- GIVEN EXERCISE: Every record should be written out exactly, please.

- MATERIALS PROVIDED:
• • • • • • •
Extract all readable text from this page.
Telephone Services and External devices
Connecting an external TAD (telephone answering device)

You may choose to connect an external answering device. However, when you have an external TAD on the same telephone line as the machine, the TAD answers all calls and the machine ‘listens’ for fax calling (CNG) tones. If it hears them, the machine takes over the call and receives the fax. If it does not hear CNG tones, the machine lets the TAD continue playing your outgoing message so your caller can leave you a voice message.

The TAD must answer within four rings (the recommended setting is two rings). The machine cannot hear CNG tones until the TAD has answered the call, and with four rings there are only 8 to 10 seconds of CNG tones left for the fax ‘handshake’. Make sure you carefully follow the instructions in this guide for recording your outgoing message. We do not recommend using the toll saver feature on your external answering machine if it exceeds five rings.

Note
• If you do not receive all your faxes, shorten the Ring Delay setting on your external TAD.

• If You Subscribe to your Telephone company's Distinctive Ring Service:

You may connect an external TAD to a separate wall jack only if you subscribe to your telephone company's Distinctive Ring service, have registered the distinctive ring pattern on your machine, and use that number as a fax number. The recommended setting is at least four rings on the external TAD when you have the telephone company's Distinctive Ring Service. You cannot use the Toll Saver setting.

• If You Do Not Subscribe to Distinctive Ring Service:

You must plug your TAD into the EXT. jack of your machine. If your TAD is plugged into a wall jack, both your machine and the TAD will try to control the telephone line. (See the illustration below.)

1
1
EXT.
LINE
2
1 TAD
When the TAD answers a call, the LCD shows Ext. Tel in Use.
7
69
• • • • • • •
- EXPECTED ANSWER:
Extract all readable text from this page.
Telephone Services and External devices
Connecting an external TAD (telephone answering device)

You may choose to connect an external answering device. However, when you have an external TAD on the same telephone line as the machine, the TAD answers all calls and the machine ‘listens’ for fax calling (CNG) tones. If it hears them, the machine takes over the call and receives the fax. If it does not hear CNG tones, the machine lets the TAD continue playing your outgoing message so your caller can leave you a voice message.

The TAD must answer within four rings (the recommended setting is two rings). The machine cannot hear CNG tones until the TAD has answered the call, and with four rings there are only 8 to 10 seconds of CNG tones left for the fax ‘handshake’. Make sure you carefully follow the instructions in this guide for recording your outgoing message. We do not recommend using the toll saver feature on your external answering machine if it exceeds five rings.

Note
• If you do not receive all your faxes, shorten the Ring Delay setting on your external TAD.

• If You Subscribe to your Telephone company's Distinctive Ring Service:

You may connect an external TAD to a separate wall jack only if you subscribe to your telephone company's Distinctive Ring service, have registered the distinctive ring pattern on your machine, and use that number as a fax number. The recommended setting is at least four rings on the external TAD when you have the telephone company's Distinctive Ring Service. You cannot use the Toll Saver setting.

• If You Do Not Subscribe to Distinctive Ring Service:

You must plug your TAD into the EXT. jack of your machine. If your TAD is plugged into a wall jack, both your machine and the TAD will try to control the telephone line. (See the illustration below.)

1
1
EXT.
LINE
2
1 TAD
When the TAD answers a call, the LCD shows Ext. Tel in Use.
7
69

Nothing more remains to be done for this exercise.